[start of Entries provided]

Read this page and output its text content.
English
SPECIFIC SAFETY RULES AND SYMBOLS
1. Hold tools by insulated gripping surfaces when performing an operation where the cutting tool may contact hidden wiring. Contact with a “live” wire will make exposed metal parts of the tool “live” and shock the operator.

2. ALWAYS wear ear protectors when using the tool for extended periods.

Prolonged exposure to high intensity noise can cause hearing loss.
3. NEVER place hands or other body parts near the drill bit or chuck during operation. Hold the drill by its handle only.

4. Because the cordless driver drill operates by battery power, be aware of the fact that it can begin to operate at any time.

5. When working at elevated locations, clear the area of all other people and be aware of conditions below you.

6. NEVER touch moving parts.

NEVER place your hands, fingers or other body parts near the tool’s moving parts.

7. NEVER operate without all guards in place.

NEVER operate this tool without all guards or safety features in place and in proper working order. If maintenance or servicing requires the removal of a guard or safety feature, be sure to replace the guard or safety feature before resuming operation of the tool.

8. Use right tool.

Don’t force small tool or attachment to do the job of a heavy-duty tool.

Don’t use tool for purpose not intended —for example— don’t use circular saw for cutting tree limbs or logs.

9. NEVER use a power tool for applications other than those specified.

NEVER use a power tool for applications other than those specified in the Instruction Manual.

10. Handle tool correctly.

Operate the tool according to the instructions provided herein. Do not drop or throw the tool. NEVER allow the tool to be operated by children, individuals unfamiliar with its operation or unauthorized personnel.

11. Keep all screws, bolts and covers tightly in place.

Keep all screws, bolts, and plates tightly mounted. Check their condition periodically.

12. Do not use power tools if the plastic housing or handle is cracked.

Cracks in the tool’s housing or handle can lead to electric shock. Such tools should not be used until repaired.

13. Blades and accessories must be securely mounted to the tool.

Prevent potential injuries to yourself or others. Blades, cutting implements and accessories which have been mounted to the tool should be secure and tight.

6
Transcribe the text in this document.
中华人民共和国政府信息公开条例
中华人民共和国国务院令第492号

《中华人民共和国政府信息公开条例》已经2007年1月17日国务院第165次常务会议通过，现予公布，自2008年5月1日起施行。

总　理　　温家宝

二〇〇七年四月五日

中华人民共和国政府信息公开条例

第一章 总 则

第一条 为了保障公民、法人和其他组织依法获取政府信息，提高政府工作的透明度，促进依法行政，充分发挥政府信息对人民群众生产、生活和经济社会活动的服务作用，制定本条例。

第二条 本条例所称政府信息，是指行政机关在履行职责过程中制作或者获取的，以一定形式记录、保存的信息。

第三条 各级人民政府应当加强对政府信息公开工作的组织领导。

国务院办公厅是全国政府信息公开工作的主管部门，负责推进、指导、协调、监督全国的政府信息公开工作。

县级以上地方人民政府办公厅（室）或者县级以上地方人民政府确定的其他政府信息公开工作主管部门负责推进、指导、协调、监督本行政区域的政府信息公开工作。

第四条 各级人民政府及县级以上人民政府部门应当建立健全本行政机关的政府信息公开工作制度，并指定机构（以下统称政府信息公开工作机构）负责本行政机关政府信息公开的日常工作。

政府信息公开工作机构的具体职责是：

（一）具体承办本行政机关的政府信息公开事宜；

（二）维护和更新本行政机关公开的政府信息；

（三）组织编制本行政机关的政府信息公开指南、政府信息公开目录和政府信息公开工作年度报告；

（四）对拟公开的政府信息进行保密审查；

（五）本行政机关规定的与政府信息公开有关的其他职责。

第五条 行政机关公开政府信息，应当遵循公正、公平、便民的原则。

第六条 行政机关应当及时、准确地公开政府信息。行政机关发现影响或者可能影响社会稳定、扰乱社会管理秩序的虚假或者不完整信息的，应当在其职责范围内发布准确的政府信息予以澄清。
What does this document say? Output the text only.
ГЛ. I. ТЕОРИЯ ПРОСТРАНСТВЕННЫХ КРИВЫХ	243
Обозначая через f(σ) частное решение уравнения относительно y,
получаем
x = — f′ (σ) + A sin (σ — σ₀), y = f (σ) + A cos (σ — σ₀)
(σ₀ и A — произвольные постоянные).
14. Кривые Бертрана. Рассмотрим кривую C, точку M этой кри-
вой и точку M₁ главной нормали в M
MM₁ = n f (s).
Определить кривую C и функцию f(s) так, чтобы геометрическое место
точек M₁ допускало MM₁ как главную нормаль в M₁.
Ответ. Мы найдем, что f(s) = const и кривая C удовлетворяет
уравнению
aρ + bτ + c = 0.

[end of Entries provided]

In this exercise, repeat all entries exactly.

Read this page and output its text content.
English
SPECIFIC SAFETY RULES AND SYMBOLS
1. Hold tools by insulated gripping surfaces when performing an operation where the cutting tool may contact hidden wiring. Contact with a “live” wire will make exposed metal parts of the tool “live” and shock the operator.

2. ALWAYS wear ear protectors when using the tool for extended periods.

Prolonged exposure to high intensity noise can cause hearing loss.
3. NEVER place hands or other body parts near the drill bit or chuck during operation. Hold the drill by its handle only.

4. Because the cordless driver drill operates by battery power, be aware of the fact that it can begin to operate at any time.

5. When working at elevated locations, clear the area of all other people and be aware of conditions below you.

6. NEVER touch moving parts.

NEVER place your hands, fingers or other body parts near the tool’s moving parts.

7. NEVER operate without all guards in place.

NEVER operate this tool without all guards or safety features in place and in proper working order. If maintenance or servicing requires the removal of a guard or safety feature, be sure to replace the guard or safety feature before resuming operation of the tool.

8. Use right tool.

Don’t force small tool or attachment to do the job of a heavy-duty tool.

Don’t use tool for purpose not intended —for example— don’t use circular saw for cutting tree limbs or logs.

9. NEVER use a power tool for applications other than those specified.

NEVER use a power tool for applications other than those specified in the Instruction Manual.

10. Handle tool correctly.

Operate the tool according to the instructions provided herein. Do not drop or throw the tool. NEVER allow the tool to be operated by children, individuals unfamiliar with its operation or unauthorized personnel.

11. Keep all screws, bolts and covers tightly in place.

Keep all screws, bolts, and plates tightly mounted. Check their condition periodically.

12. Do not use power tools if the plastic housing or handle is cracked.

Cracks in the tool’s housing or handle can lead to electric shock. Such tools should not be used until repaired.

13. Blades and accessories must be securely mounted to the tool.

Prevent potential injuries to yourself or others. Blades, cutting implements and accessories which have been mounted to the tool should be secure and tight.

6
Transcribe the text in this document.
中华人民共和国政府信息公开条例
中华人民共和国国务院令第492号

《中华人民共和国政府信息公开条例》已经2007年1月17日国务院第165次常务会议通过，现予公布，自2008年5月1日起施行。

总　理　　温家宝

二〇〇七年四月五日

中华人民共和国政府信息公开条例

第一章 总 则

第一条 为了保障公民、法人和其他组织依法获取政府信息，提高政府工作的透明度，促进依法行政，充分发挥政府信息对人民群众生产、生活和经济社会活动的服务作用，制定本条例。

第二条 本条例所称政府信息，是指行政机关在履行职责过程中制作或者获取的，以一定形式记录、保存的信息。

第三条 各级人民政府应当加强对政府信息公开工作的组织领导。

国务院办公厅是全国政府信息公开工作的主管部门，负责推进、指导、协调、监督全国的政府信息公开工作。

县级以上地方人民政府办公厅（室）或者县级以上地方人民政府确定的其他政府信息公开工作主管部门负责推进、指导、协调、监督本行政区域的政府信息公开工作。

第四条 各级人民政府及县级以上人民政府部门应当建立健全本行政机关的政府信息公开工作制度，并指定机构（以下统称政府信息公开工作机构）负责本行政机关政府信息公开的日常工作。

政府信息公开工作机构的具体职责是：

（一）具体承办本行政机关的政府信息公开事宜；

（二）维护和更新本行政机关公开的政府信息；

（三）组织编制本行政机关的政府信息公开指南、政府信息公开目录和政府信息公开工作年度报告；

（四）对拟公开的政府信息进行保密审查；

（五）本行政机关规定的与政府信息公开有关的其他职责。

第五条 行政机关公开政府信息，应当遵循公正、公平、便民的原则。

第六条 行政机关应当及时、准确地公开政府信息。行政机关发现影响或者可能影响社会稳定、扰乱社会管理秩序的虚假或者不完整信息的，应当在其职责范围内发布准确的政府信息予以澄清。
What does this document say? Output the text only.
ГЛ. I. ТЕОРИЯ ПРОСТРАНСТВЕННЫХ КРИВЫХ	243
Обозначая через f(σ) частное решение уравнения относительно y,
получаем
x = — f′ (σ) + A sin (σ — σ₀), y = f (σ) + A cos (σ — σ₀)
(σ₀ и A — произвольные постоянные).
14. Кривые Бертрана. Рассмотрим кривую C, точку M этой кри-
вой и точку M₁ главной нормали в M
MM₁ = n f (s).
Определить кривую C и функцию f(s) так, чтобы геометрическое место
точек M₁ допускало MM₁ как главную нормаль в M₁.
Ответ. Мы найдем, что f(s) = const и кривая C удовлетворяет
уравнению
aρ + bτ + c = 0.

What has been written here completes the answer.